Dataset:
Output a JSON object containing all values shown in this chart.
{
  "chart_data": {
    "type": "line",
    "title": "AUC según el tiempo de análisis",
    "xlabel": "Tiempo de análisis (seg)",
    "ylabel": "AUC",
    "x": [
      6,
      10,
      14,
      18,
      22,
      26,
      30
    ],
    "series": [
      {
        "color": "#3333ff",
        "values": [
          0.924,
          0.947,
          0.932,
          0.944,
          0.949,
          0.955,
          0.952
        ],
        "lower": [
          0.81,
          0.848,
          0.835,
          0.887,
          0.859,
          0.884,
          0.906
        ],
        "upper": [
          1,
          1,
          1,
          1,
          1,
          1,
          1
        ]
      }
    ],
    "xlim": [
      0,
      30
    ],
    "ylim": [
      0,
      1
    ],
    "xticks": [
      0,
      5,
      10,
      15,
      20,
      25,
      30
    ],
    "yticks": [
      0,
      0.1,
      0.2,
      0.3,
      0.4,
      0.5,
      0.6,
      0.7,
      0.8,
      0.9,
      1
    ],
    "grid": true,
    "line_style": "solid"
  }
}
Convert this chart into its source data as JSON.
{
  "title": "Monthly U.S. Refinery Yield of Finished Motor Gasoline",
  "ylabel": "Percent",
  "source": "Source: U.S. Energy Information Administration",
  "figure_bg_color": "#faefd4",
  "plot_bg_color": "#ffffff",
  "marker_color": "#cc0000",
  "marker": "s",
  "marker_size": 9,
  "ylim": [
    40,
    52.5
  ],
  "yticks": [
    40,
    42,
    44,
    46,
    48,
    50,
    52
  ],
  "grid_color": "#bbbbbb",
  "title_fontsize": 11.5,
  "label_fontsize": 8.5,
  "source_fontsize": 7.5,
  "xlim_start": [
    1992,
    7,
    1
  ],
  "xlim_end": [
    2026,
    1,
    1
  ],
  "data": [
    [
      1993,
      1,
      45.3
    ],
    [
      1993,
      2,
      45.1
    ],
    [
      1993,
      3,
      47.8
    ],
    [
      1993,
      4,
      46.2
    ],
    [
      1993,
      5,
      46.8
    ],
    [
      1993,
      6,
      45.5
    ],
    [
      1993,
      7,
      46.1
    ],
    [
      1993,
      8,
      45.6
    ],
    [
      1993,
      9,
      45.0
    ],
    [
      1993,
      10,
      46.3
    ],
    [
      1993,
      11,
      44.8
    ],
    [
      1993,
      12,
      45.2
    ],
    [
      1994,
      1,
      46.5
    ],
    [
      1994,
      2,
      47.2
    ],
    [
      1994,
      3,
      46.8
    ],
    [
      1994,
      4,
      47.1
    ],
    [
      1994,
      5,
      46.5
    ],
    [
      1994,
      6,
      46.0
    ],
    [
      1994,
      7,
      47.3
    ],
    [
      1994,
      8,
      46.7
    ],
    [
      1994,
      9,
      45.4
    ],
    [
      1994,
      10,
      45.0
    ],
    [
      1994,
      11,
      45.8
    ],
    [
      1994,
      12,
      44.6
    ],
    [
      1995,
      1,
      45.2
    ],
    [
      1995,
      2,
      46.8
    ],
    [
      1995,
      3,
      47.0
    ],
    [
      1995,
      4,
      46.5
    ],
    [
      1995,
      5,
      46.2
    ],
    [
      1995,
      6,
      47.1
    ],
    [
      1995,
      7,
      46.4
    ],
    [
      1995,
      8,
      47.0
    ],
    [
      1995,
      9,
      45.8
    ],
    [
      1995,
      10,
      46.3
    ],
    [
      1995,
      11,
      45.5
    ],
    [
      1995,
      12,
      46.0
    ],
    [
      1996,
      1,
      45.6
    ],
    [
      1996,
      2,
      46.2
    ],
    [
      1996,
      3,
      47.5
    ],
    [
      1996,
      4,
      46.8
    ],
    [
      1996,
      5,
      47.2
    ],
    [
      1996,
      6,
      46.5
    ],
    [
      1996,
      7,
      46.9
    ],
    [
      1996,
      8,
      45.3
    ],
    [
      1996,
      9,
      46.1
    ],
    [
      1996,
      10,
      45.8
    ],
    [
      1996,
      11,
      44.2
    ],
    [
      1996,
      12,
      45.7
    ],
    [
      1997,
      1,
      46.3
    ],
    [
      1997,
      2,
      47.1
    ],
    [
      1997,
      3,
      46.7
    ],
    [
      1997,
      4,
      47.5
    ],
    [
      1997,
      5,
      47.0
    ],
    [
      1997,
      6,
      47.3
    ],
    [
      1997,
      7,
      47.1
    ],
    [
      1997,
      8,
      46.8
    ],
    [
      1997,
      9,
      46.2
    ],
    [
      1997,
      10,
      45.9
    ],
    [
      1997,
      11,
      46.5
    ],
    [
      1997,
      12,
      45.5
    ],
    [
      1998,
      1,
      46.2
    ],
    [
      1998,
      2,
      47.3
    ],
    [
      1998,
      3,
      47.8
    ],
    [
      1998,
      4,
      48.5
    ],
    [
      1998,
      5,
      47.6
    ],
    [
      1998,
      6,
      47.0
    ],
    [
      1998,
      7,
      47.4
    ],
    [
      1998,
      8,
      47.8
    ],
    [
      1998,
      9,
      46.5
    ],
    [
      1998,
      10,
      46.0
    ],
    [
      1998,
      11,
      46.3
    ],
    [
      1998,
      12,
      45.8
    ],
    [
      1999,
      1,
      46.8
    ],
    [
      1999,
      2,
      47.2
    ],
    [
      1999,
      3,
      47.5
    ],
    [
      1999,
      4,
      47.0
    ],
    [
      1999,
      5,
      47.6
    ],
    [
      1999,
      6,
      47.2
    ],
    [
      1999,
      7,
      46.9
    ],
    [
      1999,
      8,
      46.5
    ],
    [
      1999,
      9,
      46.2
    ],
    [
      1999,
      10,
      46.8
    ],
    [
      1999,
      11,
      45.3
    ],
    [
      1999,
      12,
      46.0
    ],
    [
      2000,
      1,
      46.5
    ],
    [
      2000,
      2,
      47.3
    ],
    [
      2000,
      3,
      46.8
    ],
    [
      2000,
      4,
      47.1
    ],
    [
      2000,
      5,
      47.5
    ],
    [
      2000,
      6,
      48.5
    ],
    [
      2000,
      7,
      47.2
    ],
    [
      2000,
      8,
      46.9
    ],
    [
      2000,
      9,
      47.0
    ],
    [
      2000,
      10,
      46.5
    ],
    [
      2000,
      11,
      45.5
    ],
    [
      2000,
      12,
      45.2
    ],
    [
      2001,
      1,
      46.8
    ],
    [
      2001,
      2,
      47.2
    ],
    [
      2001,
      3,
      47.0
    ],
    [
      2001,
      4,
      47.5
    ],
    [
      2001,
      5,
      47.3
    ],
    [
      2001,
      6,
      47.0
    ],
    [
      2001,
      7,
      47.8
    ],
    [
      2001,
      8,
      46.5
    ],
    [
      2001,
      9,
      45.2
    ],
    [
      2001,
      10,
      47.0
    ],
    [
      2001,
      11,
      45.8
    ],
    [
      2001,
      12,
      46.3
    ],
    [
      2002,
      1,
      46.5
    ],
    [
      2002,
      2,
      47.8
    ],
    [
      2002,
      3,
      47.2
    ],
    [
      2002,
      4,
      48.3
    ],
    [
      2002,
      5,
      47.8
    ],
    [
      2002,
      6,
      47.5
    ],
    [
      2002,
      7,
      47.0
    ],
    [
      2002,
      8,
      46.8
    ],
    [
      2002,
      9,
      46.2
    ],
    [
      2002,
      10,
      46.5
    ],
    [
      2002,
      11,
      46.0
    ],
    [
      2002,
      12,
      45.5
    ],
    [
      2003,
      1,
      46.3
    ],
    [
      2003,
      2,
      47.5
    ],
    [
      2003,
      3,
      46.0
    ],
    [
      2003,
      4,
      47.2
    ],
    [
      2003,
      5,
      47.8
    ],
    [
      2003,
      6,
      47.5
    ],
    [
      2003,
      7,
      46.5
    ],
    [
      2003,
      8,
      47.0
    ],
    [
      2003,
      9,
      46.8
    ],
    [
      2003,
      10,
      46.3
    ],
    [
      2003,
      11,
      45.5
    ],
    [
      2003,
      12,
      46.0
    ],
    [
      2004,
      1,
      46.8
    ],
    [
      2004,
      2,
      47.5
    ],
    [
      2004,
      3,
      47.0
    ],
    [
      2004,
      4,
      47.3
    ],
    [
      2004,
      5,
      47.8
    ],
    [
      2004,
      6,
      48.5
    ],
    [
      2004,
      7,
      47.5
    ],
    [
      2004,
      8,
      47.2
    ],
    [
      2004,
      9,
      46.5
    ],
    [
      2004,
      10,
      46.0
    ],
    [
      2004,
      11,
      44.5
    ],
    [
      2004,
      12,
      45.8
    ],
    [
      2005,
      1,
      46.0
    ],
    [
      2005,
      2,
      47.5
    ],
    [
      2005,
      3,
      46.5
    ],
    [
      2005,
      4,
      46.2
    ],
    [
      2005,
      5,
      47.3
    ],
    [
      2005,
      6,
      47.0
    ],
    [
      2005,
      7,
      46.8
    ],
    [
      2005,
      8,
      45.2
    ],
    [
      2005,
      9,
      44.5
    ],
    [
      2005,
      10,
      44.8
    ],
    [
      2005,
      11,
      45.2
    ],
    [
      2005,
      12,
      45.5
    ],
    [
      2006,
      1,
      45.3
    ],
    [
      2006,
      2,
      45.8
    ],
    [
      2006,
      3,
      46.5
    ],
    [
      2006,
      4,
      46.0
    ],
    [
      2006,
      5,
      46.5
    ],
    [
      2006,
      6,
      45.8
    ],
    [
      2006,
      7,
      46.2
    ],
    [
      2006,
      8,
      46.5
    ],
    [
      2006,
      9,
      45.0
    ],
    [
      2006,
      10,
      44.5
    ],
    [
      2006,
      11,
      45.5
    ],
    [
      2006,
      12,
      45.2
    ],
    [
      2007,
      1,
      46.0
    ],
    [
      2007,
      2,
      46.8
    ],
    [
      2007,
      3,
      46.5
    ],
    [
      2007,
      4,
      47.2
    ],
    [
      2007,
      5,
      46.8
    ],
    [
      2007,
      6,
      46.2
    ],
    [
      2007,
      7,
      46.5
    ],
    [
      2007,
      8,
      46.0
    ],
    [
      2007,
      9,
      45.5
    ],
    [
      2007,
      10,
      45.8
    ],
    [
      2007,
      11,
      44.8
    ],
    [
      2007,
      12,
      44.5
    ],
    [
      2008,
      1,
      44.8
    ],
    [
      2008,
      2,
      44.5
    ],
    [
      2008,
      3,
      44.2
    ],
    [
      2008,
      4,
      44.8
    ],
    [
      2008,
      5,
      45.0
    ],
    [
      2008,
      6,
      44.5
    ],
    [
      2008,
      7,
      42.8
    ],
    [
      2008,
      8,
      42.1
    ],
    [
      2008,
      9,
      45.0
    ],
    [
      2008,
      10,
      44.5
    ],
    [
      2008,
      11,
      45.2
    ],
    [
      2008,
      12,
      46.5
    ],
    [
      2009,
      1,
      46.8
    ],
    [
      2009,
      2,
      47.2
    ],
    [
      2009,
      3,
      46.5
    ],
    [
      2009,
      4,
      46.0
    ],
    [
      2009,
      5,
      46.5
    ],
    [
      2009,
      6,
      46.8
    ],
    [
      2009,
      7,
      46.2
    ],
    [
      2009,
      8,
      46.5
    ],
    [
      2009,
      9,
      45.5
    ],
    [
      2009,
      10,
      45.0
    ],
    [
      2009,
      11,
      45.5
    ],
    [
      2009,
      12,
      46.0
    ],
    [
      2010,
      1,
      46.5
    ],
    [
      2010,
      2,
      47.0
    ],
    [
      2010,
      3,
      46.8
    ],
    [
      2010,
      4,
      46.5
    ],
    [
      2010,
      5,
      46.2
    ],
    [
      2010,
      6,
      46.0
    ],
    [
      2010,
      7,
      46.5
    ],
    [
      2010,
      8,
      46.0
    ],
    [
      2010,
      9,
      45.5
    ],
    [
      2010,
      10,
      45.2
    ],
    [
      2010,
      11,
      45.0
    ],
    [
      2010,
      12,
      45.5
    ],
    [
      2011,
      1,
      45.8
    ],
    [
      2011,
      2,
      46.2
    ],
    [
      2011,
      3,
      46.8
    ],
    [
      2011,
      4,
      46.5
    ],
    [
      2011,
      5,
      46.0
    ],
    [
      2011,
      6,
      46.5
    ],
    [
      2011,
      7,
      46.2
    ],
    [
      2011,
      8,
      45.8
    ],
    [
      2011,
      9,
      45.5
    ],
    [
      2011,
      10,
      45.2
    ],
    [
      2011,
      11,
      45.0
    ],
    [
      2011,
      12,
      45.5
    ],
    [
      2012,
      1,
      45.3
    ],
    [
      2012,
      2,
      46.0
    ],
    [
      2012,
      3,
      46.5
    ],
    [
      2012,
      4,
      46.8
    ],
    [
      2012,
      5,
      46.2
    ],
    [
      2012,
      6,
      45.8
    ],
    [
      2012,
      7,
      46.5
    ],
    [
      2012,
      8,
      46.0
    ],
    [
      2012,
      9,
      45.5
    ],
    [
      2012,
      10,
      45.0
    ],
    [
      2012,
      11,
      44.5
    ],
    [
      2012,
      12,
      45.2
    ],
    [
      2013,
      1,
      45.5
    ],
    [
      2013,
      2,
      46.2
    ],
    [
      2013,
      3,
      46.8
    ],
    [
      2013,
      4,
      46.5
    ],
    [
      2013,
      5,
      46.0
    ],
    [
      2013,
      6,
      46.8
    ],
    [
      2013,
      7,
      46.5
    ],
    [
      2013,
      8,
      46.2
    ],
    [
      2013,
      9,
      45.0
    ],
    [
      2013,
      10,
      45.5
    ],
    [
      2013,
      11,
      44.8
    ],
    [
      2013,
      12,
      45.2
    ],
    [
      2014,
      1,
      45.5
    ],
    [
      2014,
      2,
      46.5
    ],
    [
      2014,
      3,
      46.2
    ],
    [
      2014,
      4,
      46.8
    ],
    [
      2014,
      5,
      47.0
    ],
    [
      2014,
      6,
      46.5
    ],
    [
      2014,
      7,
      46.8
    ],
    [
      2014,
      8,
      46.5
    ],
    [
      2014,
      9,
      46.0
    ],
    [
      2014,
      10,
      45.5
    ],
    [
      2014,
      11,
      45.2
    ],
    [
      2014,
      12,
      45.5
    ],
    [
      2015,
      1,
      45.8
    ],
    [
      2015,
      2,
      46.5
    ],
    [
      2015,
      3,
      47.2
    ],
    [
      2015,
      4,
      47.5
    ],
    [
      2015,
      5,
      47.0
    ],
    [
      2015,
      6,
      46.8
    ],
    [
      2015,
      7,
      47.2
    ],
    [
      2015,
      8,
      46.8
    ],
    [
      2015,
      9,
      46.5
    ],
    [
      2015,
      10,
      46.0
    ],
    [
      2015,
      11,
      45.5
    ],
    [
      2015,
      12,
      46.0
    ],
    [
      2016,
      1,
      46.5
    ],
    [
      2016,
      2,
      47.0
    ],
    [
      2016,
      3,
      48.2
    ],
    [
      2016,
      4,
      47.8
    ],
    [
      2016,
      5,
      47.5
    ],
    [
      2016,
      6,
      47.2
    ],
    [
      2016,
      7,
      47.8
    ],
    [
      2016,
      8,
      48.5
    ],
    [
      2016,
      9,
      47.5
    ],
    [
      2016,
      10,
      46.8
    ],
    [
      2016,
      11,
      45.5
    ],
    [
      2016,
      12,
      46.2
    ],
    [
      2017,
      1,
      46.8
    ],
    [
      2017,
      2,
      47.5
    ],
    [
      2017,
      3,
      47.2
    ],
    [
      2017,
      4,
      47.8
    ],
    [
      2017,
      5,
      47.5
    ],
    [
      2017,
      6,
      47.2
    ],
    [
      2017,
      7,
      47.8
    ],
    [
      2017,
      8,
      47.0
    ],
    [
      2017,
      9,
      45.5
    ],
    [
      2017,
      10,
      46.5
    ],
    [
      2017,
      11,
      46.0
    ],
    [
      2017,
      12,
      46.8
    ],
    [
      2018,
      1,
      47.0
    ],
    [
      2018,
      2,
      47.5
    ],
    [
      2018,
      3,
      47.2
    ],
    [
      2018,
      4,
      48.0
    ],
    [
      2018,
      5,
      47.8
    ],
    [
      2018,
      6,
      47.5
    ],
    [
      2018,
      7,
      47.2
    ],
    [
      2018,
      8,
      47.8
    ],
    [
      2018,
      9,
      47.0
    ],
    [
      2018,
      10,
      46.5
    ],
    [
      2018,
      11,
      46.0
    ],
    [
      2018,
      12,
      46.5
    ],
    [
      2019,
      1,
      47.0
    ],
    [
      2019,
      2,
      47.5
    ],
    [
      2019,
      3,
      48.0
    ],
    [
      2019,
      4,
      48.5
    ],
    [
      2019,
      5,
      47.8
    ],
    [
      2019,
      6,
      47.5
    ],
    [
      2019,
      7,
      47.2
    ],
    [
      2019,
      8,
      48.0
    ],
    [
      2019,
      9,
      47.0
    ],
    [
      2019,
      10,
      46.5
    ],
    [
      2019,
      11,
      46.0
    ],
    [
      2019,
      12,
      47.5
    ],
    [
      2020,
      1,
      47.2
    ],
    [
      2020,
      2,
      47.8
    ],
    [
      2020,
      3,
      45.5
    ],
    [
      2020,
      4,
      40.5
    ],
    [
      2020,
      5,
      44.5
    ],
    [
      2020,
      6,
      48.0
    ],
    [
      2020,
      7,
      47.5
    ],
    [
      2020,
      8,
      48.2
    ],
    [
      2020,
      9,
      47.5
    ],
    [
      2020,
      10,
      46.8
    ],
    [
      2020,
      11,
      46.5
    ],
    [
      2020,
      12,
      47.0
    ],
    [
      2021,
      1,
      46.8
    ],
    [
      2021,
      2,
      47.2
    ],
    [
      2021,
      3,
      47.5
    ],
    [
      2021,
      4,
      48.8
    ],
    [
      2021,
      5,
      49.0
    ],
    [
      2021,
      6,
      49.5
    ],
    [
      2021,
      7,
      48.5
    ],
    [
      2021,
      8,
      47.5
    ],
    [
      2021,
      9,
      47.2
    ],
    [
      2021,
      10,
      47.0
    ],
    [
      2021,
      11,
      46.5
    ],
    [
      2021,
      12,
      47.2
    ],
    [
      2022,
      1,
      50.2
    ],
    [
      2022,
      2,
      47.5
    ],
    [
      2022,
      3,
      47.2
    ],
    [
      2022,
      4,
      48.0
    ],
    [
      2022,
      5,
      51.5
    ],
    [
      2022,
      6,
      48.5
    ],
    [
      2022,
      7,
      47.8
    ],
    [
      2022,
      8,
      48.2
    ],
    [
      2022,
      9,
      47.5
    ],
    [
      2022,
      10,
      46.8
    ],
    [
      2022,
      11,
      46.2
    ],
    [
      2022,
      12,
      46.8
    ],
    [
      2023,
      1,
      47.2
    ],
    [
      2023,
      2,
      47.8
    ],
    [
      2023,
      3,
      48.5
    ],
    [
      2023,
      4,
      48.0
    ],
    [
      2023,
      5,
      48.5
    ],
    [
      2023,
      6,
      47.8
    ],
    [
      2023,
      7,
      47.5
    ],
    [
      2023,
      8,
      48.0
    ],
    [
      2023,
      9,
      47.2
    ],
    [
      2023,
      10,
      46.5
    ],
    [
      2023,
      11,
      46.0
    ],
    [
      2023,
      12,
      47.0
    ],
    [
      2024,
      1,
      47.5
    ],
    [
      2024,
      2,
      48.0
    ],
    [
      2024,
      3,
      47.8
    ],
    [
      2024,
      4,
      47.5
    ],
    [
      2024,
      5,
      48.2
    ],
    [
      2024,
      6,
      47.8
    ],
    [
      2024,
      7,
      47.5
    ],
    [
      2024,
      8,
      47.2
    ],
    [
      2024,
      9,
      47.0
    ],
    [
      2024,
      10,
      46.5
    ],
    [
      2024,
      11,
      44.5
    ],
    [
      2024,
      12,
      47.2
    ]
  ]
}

Instructions to follow: Working from the entries above, return all lines that contain "JSON".

Reply to the task:
Output a JSON object containing all values shown in this chart.
Convert this chart into its source data as JSON.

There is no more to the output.